> **TASK PROMPT**:
This exercise calls for the data below to be retyped exactly, minus any images.

======== LISTED RECORDS

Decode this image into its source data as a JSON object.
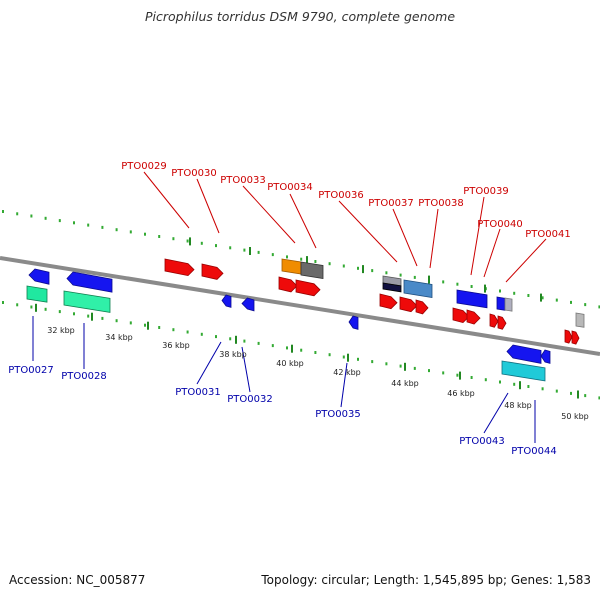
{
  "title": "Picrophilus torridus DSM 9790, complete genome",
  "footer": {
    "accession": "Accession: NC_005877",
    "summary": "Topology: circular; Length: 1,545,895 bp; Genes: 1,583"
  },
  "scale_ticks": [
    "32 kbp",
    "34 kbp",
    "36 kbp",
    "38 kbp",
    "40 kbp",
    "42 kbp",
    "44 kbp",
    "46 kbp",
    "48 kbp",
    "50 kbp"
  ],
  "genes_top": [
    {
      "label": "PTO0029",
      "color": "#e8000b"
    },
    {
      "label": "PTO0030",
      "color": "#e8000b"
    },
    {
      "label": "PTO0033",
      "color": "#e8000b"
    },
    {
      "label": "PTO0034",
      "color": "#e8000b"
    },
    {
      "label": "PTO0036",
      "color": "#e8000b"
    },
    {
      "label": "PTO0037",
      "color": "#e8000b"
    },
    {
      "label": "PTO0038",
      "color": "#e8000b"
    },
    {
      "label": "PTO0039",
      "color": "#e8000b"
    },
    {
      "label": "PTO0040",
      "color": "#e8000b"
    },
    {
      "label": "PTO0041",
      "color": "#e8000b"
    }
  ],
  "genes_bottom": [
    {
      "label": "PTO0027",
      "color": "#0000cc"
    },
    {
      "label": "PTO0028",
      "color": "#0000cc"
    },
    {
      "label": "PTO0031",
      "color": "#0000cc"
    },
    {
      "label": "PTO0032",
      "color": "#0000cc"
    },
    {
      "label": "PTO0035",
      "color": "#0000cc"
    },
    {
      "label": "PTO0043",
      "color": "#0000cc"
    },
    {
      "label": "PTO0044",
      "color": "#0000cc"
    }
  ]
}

================

> **TASK ANSWER**:
Decode this image into its source data as a JSON object.
{
  "title": "Picrophilus torridus DSM 9790, complete genome",
  "footer": {
    "accession": "Accession: NC_005877",
    "summary": "Topology: circular; Length: 1,545,895 bp; Genes: 1,583"
  },
  "scale_ticks": [
    "32 kbp",
    "34 kbp",
    "36 kbp",
    "38 kbp",
    "40 kbp",
    "42 kbp",
    "44 kbp",
    "46 kbp",
    "48 kbp",
    "50 kbp"
  ],
  "genes_top": [
    {
      "label": "PTO0029",
      "color": "#e8000b"
    },
    {
      "label": "PTO0030",
      "color": "#e8000b"
    },
    {
      "label": "PTO0033",
      "color": "#e8000b"
    },
    {
      "label": "PTO0034",
      "color": "#e8000b"
    },
    {
      "label": "PTO0036",
      "color": "#e8000b"
    },
    {
      "label": "PTO0037",
      "color": "#e8000b"
    },
    {
      "label": "PTO0038",
      "color": "#e8000b"
    },
    {
      "label": "PTO0039",
      "color": "#e8000b"
    },
    {
      "label": "PTO0040",
      "color": "#e8000b"
    },
    {
      "label": "PTO0041",
      "color": "#e8000b"
    }
  ],
  "genes_bottom": [
    {
      "label": "PTO0027",
      "color": "#0000cc"
    },
    {
      "label": "PTO0028",
      "color": "#0000cc"
    },
    {
      "label": "PTO0031",
      "color": "#0000cc"
    },
    {
      "label": "PTO0032",
      "color": "#0000cc"
    },
    {
      "label": "PTO0035",
      "color": "#0000cc"
    },
    {
      "label": "PTO0043",
      "color": "#0000cc"
    },
    {
      "label": "PTO0044",
      "color": "#0000cc"
    }
  ]
}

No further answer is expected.